YOUR INSTRUCTIONS: Wherever a line holds the string "badge", copy that line.

Collected data entries
○ ○ ○ ○ ○ ○ ○
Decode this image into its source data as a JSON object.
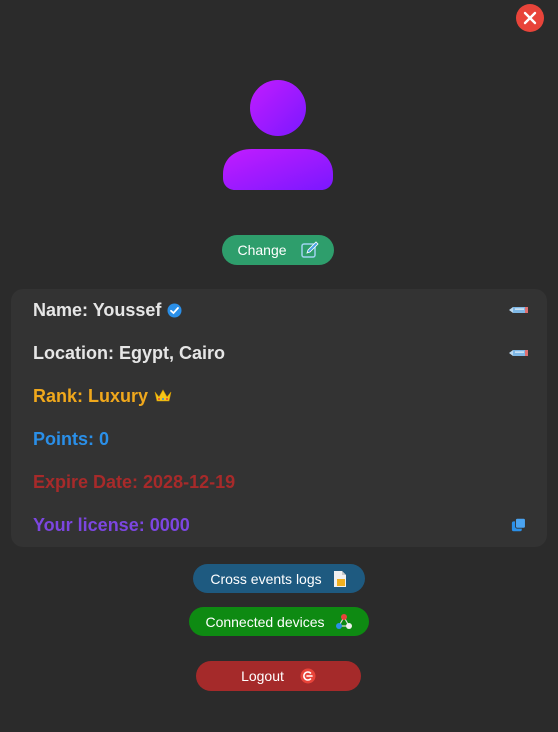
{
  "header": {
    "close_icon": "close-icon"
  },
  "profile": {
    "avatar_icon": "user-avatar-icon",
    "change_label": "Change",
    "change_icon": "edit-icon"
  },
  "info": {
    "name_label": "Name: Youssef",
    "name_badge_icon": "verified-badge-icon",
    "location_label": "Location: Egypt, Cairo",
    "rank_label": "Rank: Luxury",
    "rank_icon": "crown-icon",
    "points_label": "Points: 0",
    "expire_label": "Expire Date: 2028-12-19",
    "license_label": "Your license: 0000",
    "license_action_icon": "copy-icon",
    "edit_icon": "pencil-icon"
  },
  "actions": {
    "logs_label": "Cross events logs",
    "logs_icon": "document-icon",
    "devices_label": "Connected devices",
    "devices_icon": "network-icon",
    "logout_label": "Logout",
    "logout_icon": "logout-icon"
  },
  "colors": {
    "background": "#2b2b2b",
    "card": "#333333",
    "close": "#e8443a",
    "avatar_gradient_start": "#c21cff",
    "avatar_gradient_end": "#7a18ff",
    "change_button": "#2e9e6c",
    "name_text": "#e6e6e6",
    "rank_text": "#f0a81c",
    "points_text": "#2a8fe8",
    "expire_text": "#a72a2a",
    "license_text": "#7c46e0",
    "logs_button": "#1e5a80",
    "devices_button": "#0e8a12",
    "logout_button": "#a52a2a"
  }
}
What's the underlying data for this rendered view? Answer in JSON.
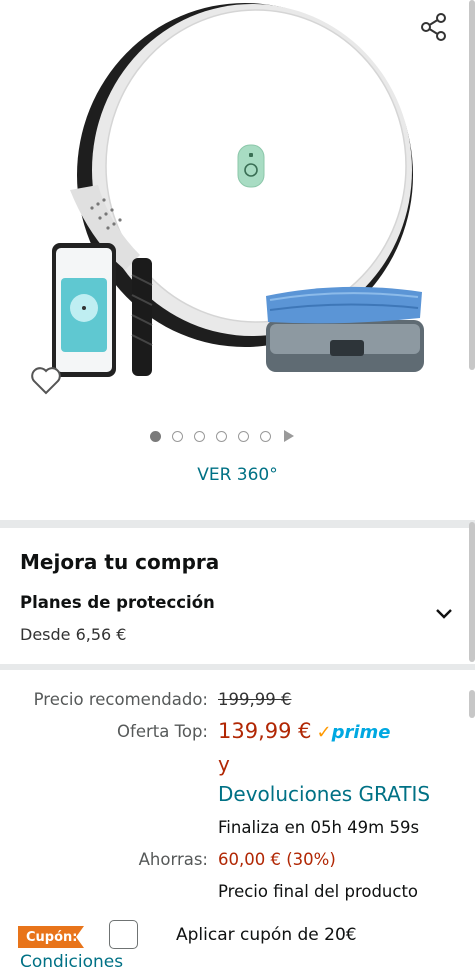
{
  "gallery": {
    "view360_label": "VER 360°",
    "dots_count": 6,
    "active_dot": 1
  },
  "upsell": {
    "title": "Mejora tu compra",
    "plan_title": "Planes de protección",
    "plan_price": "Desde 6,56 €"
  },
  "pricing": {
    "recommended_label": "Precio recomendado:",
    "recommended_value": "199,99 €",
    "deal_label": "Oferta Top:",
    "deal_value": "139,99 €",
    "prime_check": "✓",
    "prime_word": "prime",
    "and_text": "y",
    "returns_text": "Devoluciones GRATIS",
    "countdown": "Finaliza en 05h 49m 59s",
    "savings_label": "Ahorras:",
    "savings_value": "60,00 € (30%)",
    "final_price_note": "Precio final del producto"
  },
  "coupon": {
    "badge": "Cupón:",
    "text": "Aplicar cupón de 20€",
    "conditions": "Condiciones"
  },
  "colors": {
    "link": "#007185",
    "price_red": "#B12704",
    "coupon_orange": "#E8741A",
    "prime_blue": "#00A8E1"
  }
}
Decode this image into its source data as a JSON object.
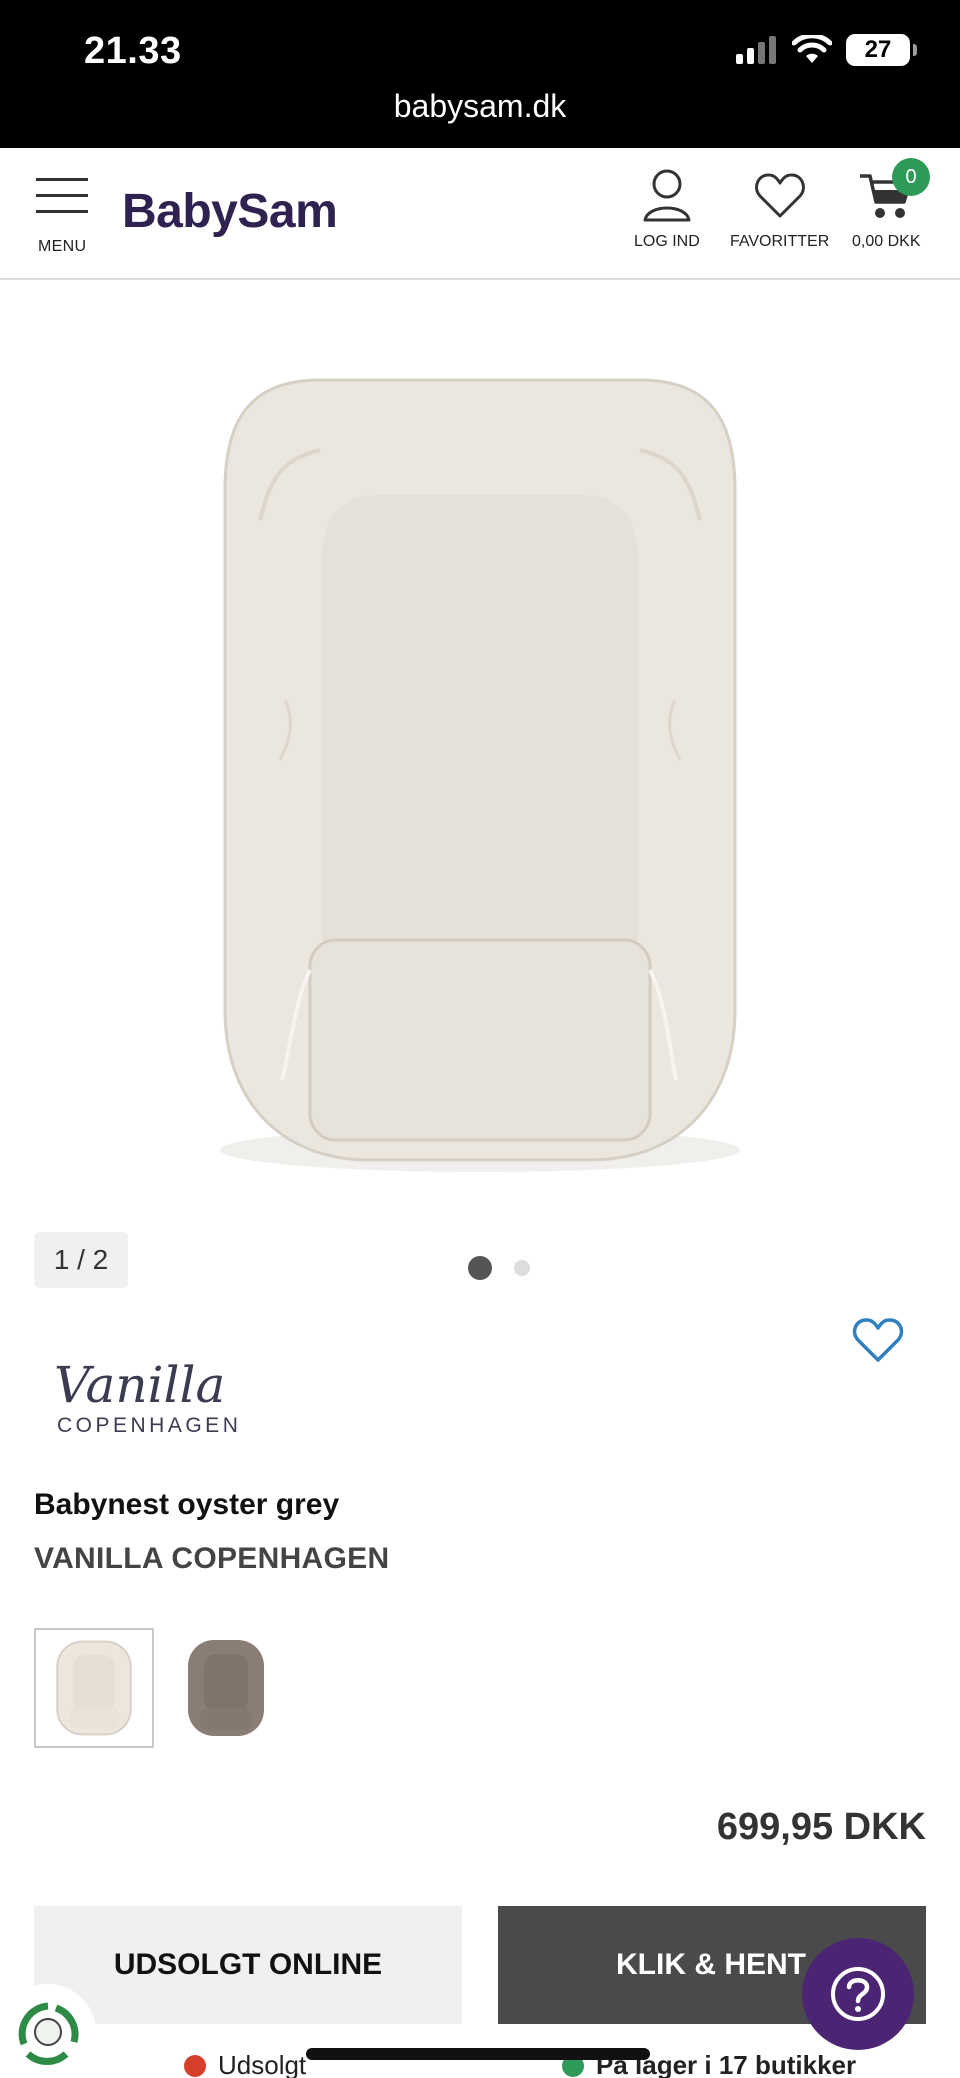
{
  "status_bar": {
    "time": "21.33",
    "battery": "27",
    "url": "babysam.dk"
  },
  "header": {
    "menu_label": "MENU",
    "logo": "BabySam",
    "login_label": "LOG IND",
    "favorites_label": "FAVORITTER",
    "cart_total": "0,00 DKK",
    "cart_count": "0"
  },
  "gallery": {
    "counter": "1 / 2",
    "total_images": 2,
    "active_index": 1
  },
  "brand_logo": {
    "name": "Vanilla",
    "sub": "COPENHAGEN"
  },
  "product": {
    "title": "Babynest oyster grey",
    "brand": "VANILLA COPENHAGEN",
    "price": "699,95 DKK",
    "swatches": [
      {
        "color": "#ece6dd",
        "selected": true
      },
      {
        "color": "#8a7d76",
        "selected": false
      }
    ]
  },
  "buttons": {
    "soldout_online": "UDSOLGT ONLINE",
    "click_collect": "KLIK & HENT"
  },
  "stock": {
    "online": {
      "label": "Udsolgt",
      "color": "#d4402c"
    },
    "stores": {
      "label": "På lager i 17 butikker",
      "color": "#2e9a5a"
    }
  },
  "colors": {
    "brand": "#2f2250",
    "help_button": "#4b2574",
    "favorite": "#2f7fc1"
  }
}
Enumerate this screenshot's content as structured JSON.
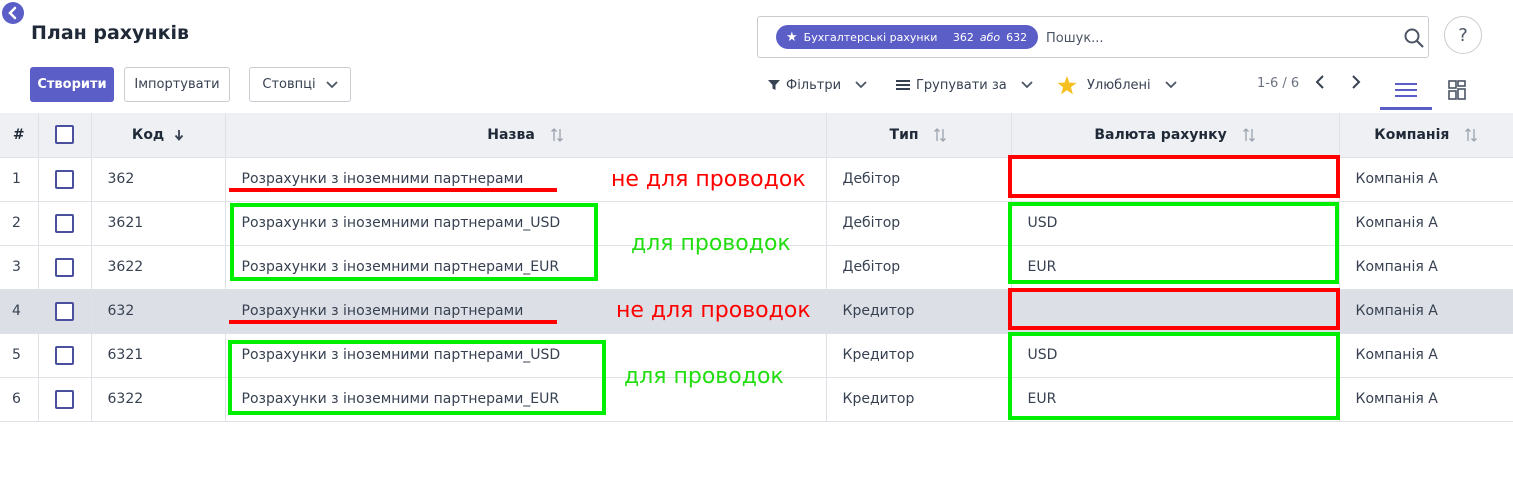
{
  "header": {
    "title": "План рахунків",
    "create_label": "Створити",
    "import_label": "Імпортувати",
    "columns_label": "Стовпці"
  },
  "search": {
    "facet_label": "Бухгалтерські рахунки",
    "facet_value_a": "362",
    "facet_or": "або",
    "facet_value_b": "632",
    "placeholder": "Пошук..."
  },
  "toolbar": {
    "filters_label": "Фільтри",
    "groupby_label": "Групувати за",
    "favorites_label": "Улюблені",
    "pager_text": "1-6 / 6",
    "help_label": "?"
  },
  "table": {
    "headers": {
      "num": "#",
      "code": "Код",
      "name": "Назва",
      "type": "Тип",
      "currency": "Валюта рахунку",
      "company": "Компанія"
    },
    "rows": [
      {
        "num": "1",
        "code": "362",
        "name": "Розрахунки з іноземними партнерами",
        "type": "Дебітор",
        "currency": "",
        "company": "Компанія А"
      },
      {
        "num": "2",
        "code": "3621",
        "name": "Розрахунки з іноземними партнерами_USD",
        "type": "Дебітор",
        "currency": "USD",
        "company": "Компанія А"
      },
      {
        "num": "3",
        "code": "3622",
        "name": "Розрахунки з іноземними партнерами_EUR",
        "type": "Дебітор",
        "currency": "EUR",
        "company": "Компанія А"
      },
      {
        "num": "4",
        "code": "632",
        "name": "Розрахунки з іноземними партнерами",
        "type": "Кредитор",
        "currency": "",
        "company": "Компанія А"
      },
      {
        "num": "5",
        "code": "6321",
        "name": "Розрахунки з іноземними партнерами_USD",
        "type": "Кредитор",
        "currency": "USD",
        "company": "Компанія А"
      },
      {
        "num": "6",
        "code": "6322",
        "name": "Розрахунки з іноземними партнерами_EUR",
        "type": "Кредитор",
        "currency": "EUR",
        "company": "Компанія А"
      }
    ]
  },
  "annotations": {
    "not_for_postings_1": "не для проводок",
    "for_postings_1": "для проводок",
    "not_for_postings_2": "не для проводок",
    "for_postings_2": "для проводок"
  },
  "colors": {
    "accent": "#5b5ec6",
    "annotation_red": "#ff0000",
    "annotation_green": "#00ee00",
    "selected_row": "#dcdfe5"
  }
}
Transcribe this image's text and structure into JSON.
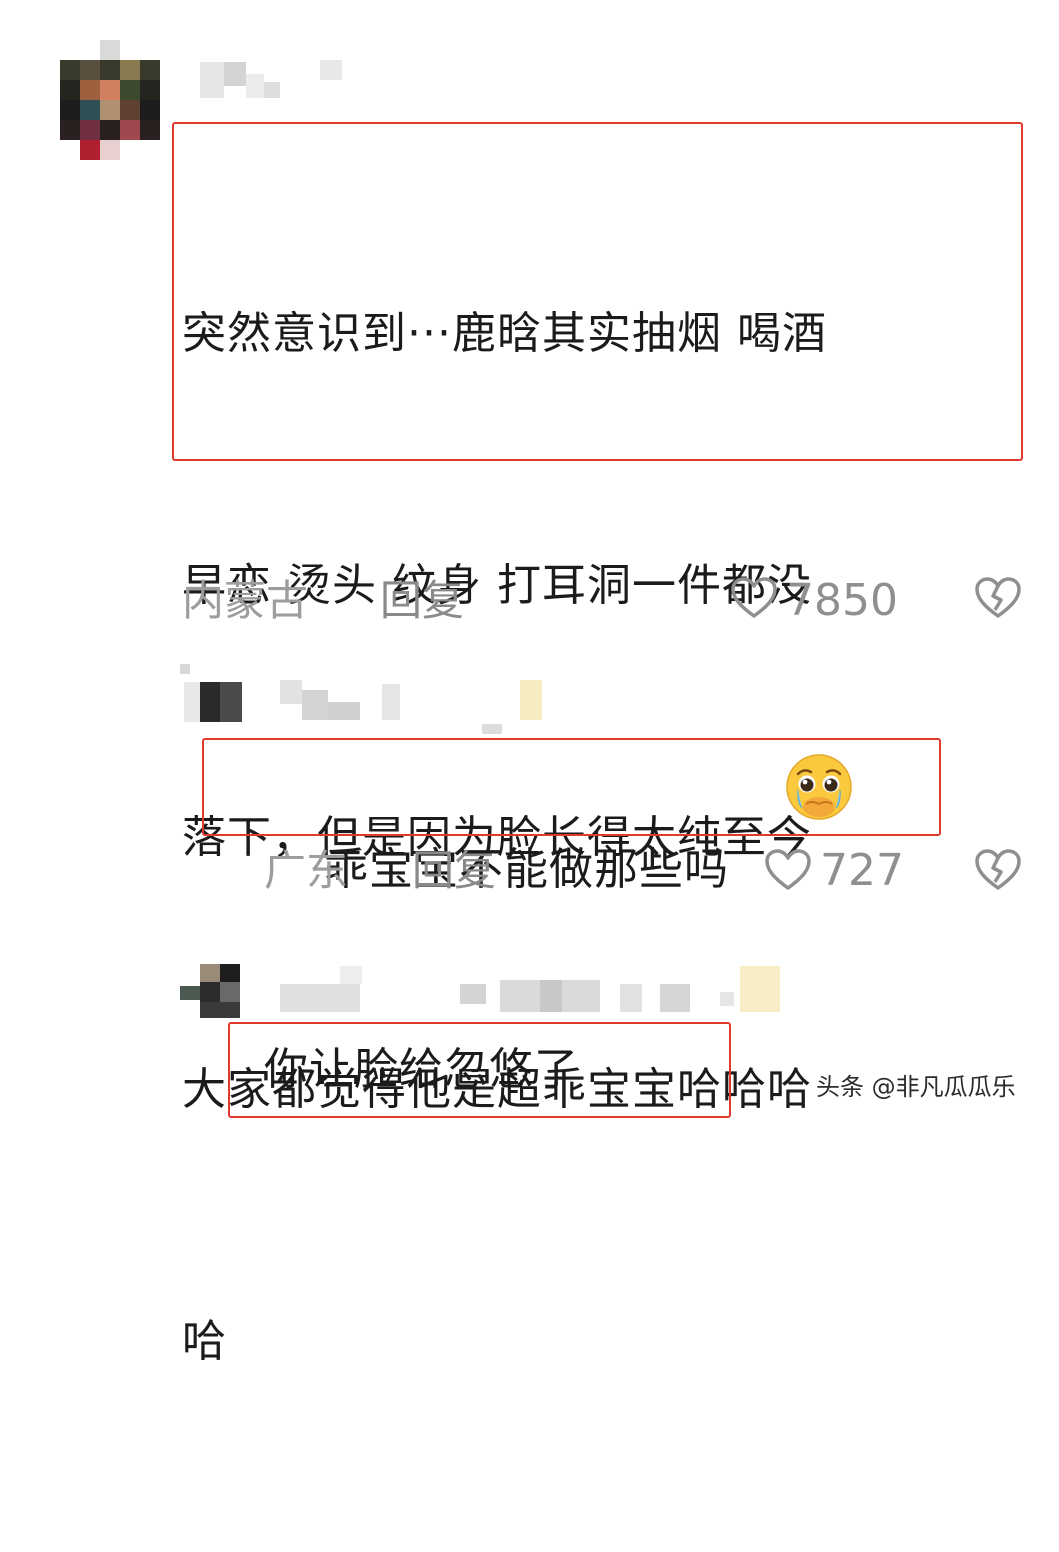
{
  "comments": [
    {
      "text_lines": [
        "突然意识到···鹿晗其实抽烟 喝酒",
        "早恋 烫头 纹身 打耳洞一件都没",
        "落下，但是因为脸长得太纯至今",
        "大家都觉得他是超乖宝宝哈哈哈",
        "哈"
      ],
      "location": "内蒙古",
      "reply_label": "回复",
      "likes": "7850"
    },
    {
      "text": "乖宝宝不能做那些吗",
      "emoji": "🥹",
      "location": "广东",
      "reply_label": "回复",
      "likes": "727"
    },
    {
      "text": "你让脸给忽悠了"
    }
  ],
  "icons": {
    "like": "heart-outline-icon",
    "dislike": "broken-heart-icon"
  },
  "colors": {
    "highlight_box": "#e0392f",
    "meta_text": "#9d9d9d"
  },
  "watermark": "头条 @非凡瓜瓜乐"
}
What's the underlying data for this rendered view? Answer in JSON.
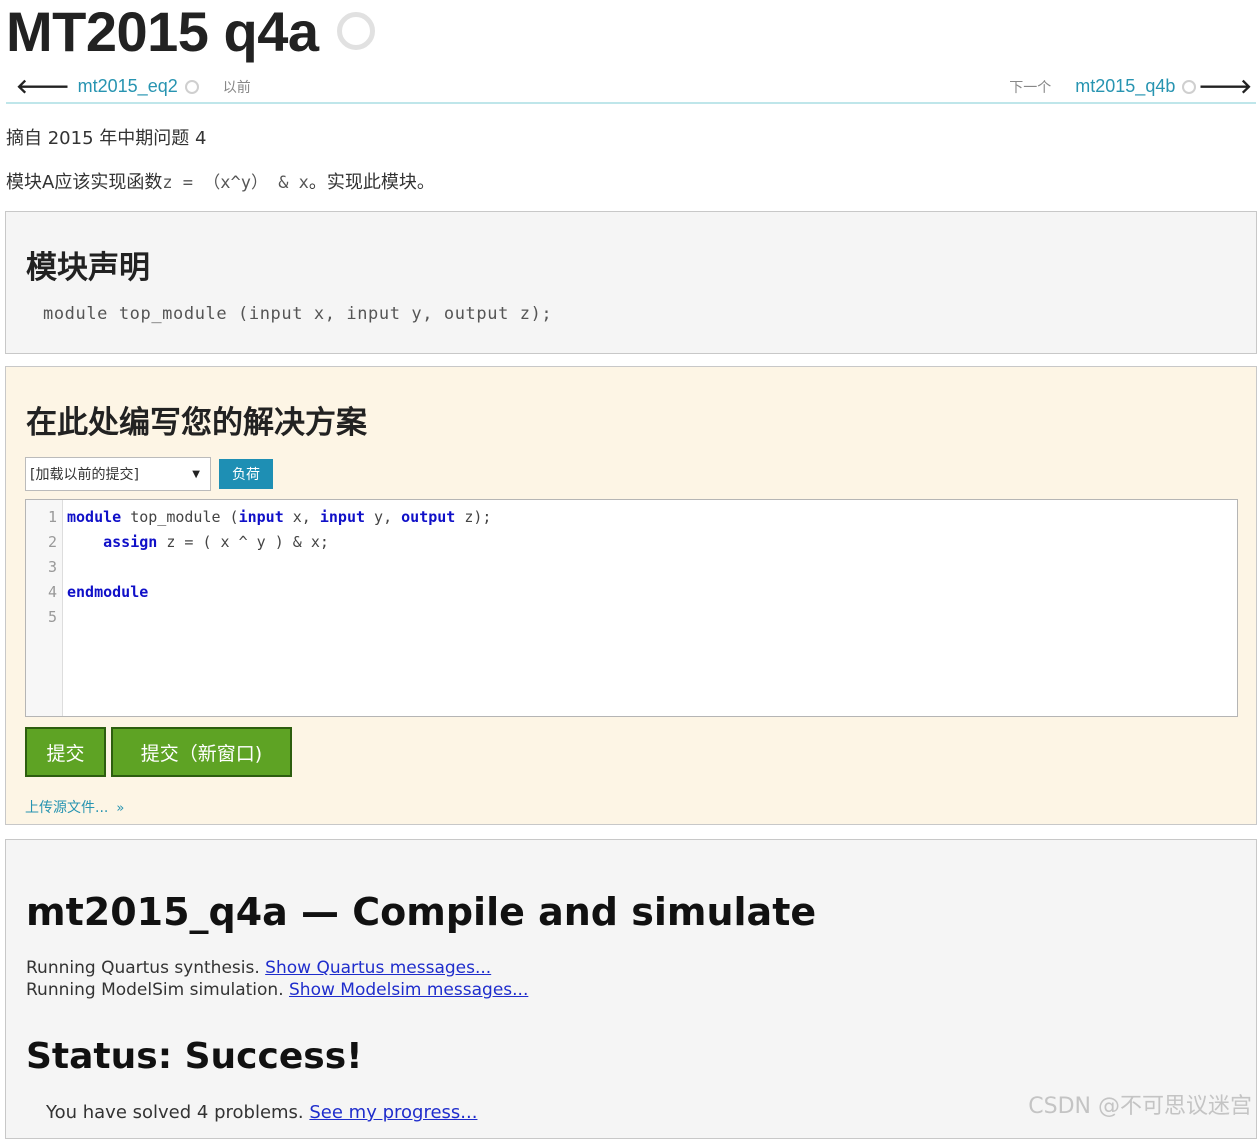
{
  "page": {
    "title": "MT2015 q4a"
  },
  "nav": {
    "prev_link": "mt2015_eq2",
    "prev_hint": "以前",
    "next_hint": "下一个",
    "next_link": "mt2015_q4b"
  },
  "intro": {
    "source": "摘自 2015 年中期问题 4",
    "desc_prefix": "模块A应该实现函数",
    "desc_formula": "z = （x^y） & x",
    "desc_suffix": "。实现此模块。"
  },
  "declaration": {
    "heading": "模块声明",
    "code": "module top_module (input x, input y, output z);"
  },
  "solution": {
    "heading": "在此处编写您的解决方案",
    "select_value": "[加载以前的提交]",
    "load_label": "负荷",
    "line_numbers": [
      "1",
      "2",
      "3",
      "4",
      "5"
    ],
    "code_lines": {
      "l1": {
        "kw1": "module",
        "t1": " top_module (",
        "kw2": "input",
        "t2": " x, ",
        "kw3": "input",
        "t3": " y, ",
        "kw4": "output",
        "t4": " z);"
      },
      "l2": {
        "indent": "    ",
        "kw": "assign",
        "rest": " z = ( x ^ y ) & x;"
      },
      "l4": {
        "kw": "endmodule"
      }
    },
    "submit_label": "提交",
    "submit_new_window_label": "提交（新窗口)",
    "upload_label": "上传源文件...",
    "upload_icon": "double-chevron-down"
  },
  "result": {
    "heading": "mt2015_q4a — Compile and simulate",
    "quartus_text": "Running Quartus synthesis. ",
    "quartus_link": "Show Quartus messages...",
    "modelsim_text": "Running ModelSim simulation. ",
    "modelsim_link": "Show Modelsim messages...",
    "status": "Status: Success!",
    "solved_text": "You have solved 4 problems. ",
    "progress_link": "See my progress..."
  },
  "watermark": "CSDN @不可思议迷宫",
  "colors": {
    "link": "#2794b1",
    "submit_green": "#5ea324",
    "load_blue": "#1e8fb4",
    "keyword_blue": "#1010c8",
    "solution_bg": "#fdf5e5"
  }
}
○ ○ ○ ○ ○ ○ ○
IN RESPONSE:
    "name_badge_icon": "verified-badge-icon",
    "badge": "Cupón:",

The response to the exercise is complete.